In February 2008, Mylan sold its rights to Bystolic to Forest Laboratories Holdings Ltd. (“Forest”), a wholly-owned subsidiary of Forest Laboratories Inc., for $370.0 million. This amount, along with $100.0 million received from Forest as part of an earlier commercialization, development and distribution agreement related to Bystolic, had been deferred by Mylan and was being amortized as Mylan had certain supply obligations to Forest. However, in September 2008, Mylan completed the transfer of all manufacturing responsibilities to Forest thereby eliminating Mylan’s supply obligations. As a result, the earnings process was deemed to be complete and the remaining deferred amounts were recognized in other revenues. Mylan does, however, retain its contractual royalty rights with respect to Bystolic through 2010.
Generics revenues were $1.44 billion and are derived from sales in North America, Europe, the Middle East & Africa (collectively, “EMEA”) and Asia Pacific.
Total revenues from North America, excluding Bystolic, were $455.8 million for the three months ended Sept. 30, 2008 compared to $397.0 million for the same prior year period, representing an increase of $58.8 million. Of this increase, approximately $30.7 million is the result of the newly acquired businesses.
The remaining increase in revenues is primarily the result of continued strong sales of Mylan’s Fentanyl Transdermal System (“fentanyl”) and new product launches, partially offset by unfavorable pricing as a result of additional generic competition on certain products in the company’s portfolio. Volumes for the quarter, excluding the impact of the acquisition, were consistent as compared to the prior year.
Fentanyl, Mylan’s AB-rated generic alternative to Duragesic®, continued to contribute significantly to the financial results. Despite the entrance into the market of additional generic competition in August 2007, sales of fentanyl have increased primarily due to Mylan’s ability to continue to supply the market while certain competitors have recalled their versions of the fentanyl patch. The company expects additional competition in the future that may impact pricing and market share. In the current quarter, new products launched in the United States contributed revenues of $67.9 million.
Total revenues from EMEA and Asia Pacific, as well as revenues from the Specialty Segment, were all the result of the acquisition. For EMEA, revenues for the quarter ended Sept. 30, 2008,

2


 

were $393.9 million, the majority of which are derived from the three largest markets; France, the United Kingdom and Germany. Total revenues from Asia Pacific were $137.6 million for the three months ended Sept. 30, 2008, and were derived from Mylan’s acquired operations in Australia, Japan and New Zealand.
Matrix reported third-party revenues of $90.3 million for the three months ended Sept. 30, 2008, compared to $80.0 million for the same prior year period, representing an increase of $10.3 million or 13%. This increase is primarily the result of Matrix’s finished dosage form (“FDF”) antiretroviral franchise, which was launched in late calendar year 2007.
For Specialty, total revenues for the three months ended Sept. 30, 2008, were $130.6 million of which $125.4 million represented sales to third parties. Specialty consists of the Dey business, which focuses on the development, manufacturing and marketing of specialty pharmaceuticals in the respiratory and severe allergy markets.

· · · ·

**Brief 1:** Duplicate the passage of the Mylan revenue excerpt starting at "Total revenues from North" and ending at "the prior year.".
**Brief 2:**
Answer these questions using the Mylan revenue excerpt:
(a) For how much did Mylan sell its rights to Bystolic to Forest?
(b) What were total revenues from Asia Pacific for the three months ended Sept. 30, 2008?
(c) In which markets does the Dey business focus on specialty pharmaceuticals?
The rows that follow are separate material and are unrelated to the Mylan revenue excerpt.

· · · ·

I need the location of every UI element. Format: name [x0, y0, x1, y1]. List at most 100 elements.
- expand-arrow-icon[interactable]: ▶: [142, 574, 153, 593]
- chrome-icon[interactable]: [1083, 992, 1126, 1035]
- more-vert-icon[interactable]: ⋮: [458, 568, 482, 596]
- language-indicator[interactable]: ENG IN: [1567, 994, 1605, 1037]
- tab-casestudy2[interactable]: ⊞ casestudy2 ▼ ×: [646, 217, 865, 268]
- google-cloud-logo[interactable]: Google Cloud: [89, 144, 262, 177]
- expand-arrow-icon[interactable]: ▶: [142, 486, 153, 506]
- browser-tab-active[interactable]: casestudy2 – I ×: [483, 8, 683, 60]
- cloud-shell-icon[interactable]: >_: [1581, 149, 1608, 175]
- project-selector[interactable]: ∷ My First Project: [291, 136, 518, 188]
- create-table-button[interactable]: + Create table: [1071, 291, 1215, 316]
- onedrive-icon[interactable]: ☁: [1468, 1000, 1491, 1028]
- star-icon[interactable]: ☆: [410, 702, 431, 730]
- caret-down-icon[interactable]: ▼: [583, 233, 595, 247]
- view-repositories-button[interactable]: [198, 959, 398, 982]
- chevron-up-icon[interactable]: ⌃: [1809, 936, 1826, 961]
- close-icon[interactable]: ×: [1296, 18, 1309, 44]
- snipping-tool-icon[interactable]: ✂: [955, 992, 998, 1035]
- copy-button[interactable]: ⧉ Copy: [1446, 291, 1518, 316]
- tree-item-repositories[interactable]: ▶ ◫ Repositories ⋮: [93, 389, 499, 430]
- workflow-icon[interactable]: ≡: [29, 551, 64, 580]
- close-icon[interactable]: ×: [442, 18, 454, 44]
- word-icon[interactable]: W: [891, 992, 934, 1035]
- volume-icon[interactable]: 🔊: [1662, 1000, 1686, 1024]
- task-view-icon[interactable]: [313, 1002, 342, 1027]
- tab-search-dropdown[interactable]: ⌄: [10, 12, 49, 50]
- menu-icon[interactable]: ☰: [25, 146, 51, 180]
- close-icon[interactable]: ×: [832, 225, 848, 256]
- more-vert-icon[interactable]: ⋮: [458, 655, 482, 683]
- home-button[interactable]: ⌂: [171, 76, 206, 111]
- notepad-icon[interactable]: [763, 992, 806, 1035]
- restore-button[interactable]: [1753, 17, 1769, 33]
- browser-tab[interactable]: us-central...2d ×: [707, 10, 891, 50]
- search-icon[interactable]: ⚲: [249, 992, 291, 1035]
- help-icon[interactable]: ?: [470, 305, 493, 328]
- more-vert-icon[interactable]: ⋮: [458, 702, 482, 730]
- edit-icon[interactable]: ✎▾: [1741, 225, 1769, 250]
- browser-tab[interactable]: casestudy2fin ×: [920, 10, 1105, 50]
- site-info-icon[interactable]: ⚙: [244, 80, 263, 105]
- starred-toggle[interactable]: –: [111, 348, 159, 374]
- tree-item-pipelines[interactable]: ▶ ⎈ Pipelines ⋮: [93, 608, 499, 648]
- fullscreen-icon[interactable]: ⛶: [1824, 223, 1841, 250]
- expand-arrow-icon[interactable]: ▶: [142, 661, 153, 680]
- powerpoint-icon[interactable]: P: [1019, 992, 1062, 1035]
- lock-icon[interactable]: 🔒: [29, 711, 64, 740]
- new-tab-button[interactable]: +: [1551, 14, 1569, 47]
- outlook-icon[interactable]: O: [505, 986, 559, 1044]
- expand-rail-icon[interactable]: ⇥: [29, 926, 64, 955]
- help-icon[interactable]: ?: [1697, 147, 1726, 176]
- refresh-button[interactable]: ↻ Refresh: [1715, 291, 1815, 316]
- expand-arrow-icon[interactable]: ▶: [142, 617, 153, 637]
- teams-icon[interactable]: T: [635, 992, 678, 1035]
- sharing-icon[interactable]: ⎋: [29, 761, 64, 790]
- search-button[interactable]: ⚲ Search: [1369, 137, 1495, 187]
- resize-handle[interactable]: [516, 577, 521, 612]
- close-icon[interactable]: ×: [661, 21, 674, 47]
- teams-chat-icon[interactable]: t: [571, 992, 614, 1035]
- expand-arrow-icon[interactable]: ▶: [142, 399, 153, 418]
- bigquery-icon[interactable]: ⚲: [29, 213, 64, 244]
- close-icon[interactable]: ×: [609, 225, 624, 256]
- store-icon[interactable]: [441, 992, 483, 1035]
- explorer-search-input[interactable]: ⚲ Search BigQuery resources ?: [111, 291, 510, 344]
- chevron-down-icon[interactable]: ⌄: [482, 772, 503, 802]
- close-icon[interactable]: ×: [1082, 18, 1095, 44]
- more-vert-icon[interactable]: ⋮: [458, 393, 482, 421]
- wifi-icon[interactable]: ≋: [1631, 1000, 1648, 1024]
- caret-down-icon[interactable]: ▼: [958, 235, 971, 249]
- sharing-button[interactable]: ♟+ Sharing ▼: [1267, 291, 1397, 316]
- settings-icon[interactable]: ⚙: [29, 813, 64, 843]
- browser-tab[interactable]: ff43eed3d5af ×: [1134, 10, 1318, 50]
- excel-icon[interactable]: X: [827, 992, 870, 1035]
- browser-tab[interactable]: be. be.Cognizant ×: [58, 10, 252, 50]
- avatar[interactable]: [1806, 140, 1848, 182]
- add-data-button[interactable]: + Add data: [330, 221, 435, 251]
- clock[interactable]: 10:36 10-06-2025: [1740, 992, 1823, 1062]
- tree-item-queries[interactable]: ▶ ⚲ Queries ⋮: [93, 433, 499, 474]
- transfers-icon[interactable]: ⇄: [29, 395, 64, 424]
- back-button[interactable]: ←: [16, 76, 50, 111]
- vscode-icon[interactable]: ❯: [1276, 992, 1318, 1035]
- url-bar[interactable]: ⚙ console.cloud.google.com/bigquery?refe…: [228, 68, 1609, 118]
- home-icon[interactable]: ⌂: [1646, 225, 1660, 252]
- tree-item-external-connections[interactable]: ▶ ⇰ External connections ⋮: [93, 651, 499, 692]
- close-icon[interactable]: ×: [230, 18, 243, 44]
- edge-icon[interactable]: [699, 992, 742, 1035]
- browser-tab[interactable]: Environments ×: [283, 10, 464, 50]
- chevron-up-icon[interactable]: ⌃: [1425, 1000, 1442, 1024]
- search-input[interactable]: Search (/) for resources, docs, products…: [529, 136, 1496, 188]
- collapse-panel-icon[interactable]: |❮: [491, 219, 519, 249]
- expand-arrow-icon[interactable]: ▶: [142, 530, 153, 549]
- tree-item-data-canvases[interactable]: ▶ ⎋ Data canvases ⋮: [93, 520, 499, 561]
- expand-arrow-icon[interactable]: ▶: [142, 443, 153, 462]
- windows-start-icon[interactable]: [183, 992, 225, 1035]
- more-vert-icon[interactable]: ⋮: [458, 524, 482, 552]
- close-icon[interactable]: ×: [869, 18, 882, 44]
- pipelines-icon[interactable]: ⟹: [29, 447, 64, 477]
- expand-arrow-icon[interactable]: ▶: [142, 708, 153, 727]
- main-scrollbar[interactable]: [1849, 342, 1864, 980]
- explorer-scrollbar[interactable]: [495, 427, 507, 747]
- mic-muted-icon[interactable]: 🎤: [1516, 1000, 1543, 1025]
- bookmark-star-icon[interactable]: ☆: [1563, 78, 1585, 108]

· · · ·

**Exercise result 1:**
Total revenues from North America, excluding Bystolic, were $455.8 million for the three months ended Sept. 30, 2008 compared to $397.0 million for the same prior year period, representing an increase of $58.8 million. Of this increase, approximately $30.7 million is the result of the newly acquired businesses.
The remaining increase in revenues is primarily the result of continued strong sales of Mylan’s Fentanyl Transdermal System (“fentanyl”) and new product launches, partially offset by unfavorable pricing as a result of additional generic competition on certain products in the company’s portfolio. Volumes for the quarter, excluding the impact of the acquisition, were consistent as compared to the prior year.

**Exercise result 2:**
(a) $370.0 million
(b) $137.6 million
(c) The respiratory and severe allergy markets